> [Supplied material]:
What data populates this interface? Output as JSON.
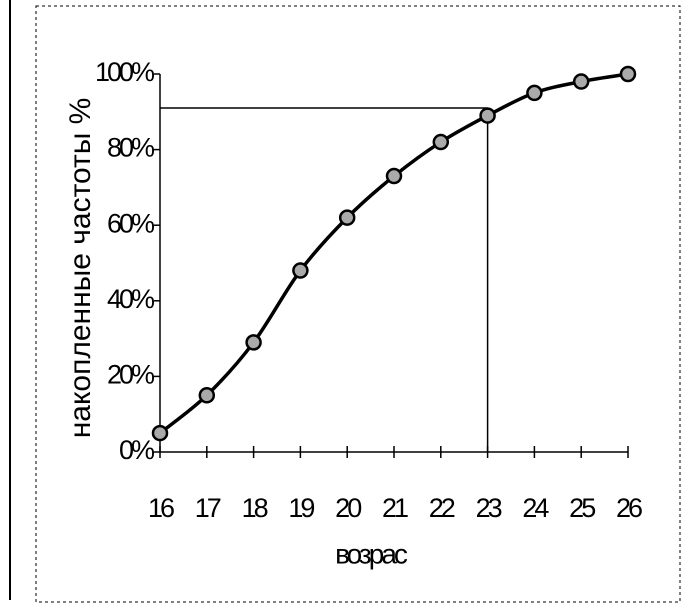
{
  "chart_data": {
    "type": "line",
    "x_label": "возрас",
    "y_label": "накопленные частоты %",
    "x": [
      16,
      17,
      18,
      19,
      20,
      21,
      22,
      23,
      24,
      25,
      26
    ],
    "series": [
      {
        "color": "#000000",
        "values": [
          5,
          15,
          29,
          48,
          62,
          73,
          82,
          89,
          95,
          98,
          100
        ]
      }
    ],
    "xlim": [
      16,
      26
    ],
    "xticks": [
      16,
      17,
      18,
      19,
      20,
      21,
      22,
      23,
      24,
      25,
      26
    ],
    "ylim": [
      0,
      100
    ],
    "yticks": [
      {
        "value": 0,
        "label": "0%"
      },
      {
        "value": 20,
        "label": "20%"
      },
      {
        "value": 40,
        "label": "40%"
      },
      {
        "value": 60,
        "label": "60%"
      },
      {
        "value": 80,
        "label": "80%"
      },
      {
        "value": 100,
        "label": "100%"
      }
    ],
    "guide": {
      "x": 23,
      "y": 91
    }
  }
}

> [Instruction]:
Set every line down exactly as written, leaving each picture out.

> [Correct answer]:
What data populates this interface? Output as JSON.
{
  "chart_data": {
    "type": "line",
    "x_label": "возрас",
    "y_label": "накопленные частоты %",
    "x": [
      16,
      17,
      18,
      19,
      20,
      21,
      22,
      23,
      24,
      25,
      26
    ],
    "series": [
      {
        "color": "#000000",
        "values": [
          5,
          15,
          29,
          48,
          62,
          73,
          82,
          89,
          95,
          98,
          100
        ]
      }
    ],
    "xlim": [
      16,
      26
    ],
    "xticks": [
      16,
      17,
      18,
      19,
      20,
      21,
      22,
      23,
      24,
      25,
      26
    ],
    "ylim": [
      0,
      100
    ],
    "yticks": [
      {
        "value": 0,
        "label": "0%"
      },
      {
        "value": 20,
        "label": "20%"
      },
      {
        "value": 40,
        "label": "40%"
      },
      {
        "value": 60,
        "label": "60%"
      },
      {
        "value": 80,
        "label": "80%"
      },
      {
        "value": 100,
        "label": "100%"
      }
    ],
    "guide": {
      "x": 23,
      "y": 91
    }
  }
}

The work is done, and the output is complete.